ЗАДАНИЕ.
Дословно перепишите фрагмент интервью с Марией Чех, который начинается со слов «Мария вместе со» и заканчивается словами «из России оккупантам.».

Пятница, 22 ноября
Рига +1°
Таллинн 0°
Вильнюс +1°
kontekst.lv
arrow_right_alt Интервью

Мария из «Азова»: в плену нас, женщин, били цепями с острыми шипами

© Элита Вейдемане

«Иногда ночью я не могу уснуть — приходят воспоминания… о том, как меня пытали в российском плену. Но во мне все-таки больше любови: к Украине, к семье. Я хочу нормальной жизни: чтобы муж вернулся с войны, чтобы у нас были дети», — говорит старший солдат Вооруженных сил Украины Мария Чех, которая сейчас проходит курс реабилитации в Латвии.

Мария вместе со своим мужем сражалась в составе полка «Азов» (это подразделение Национальной гвардии МВД Украины, сформированное из добровольцев в мае 2014 года и базировавшееся в Мариуполе). С тех пор полк сражался с силами мятежников в Донбассе, внушая страх и ненависть вторгшимся из России оккупантам.

Расскажите, пожалуйста, о себе.

ИСХОДНЫЕ ДАННЫЕ.
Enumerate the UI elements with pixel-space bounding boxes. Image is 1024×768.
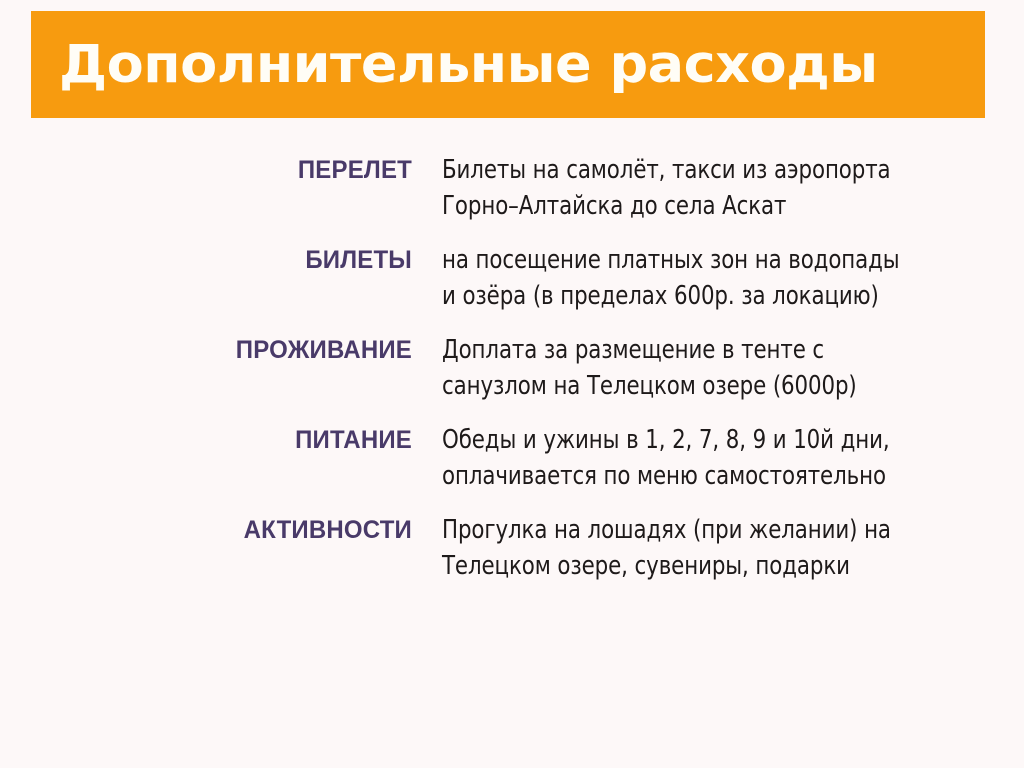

РЕЗУЛЬТАТ ВЫПОЛНЕНИЯ.
Мария вместе со своим мужем сражалась в составе полка «Азов» (это подразделение Национальной гвардии МВД Украины, сформированное из добровольцев в мае 2014 года и базировавшееся в Мариуполе). С тех пор полк сражался с силами мятежников в Донбассе, внушая страх и ненависть вторгшимся из России оккупантам.